## Begin Data entries

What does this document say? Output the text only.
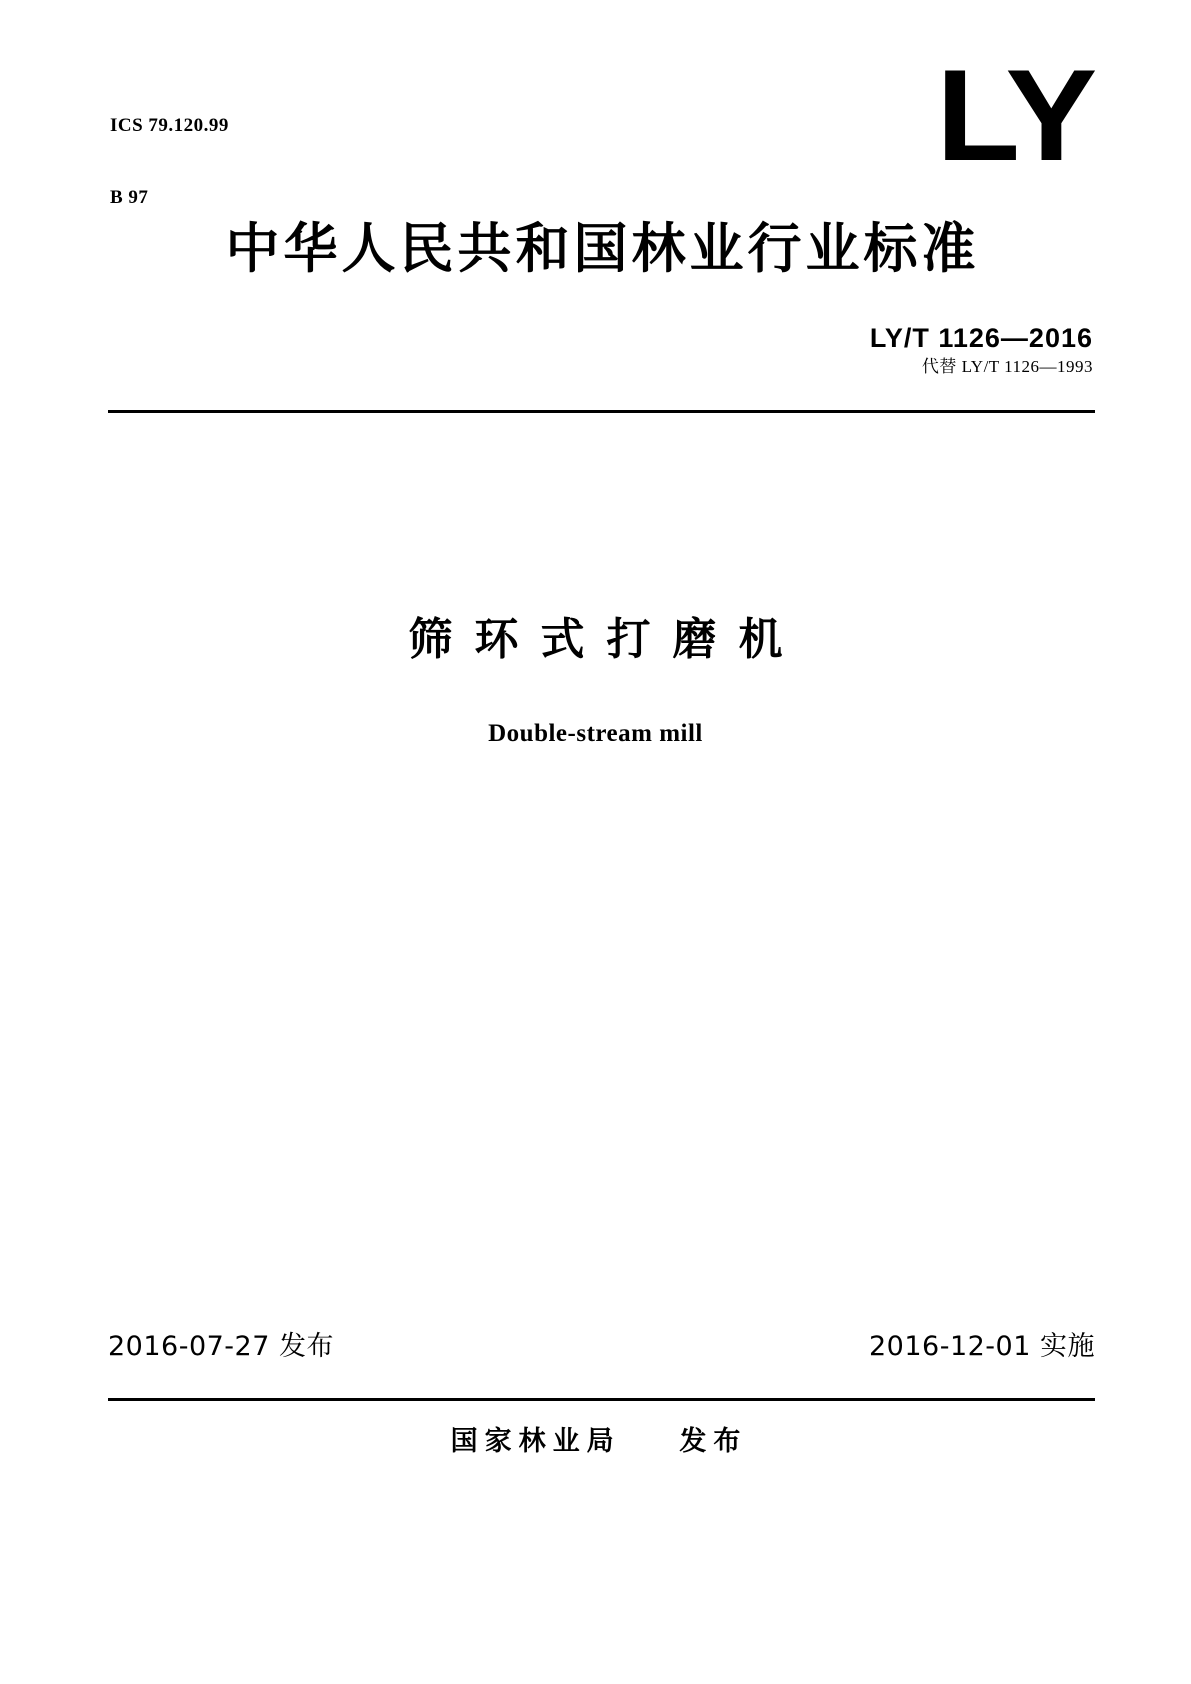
ICS 79.120.99

B 97

LY
中华人民共和国林业行业标准
LY/T 1126—2016
代替 LY/T 1126—1993
筛环式打磨机
Double-stream mill
2016-07-27 发布	2016-12-01 实施
国家林业局 发布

## End Data entries

● **Exercise requirements**
Every line above should be returned word for word, with the pictures left behind.

● **Completed task**
What does this document say? Output the text only.
ICS 79.120.99

B 97

LY
中华人民共和国林业行业标准
LY/T 1126—2016
代替 LY/T 1126—1993
筛环式打磨机
Double-stream mill
2016-07-27 发布	2016-12-01 实施
国家林业局 发布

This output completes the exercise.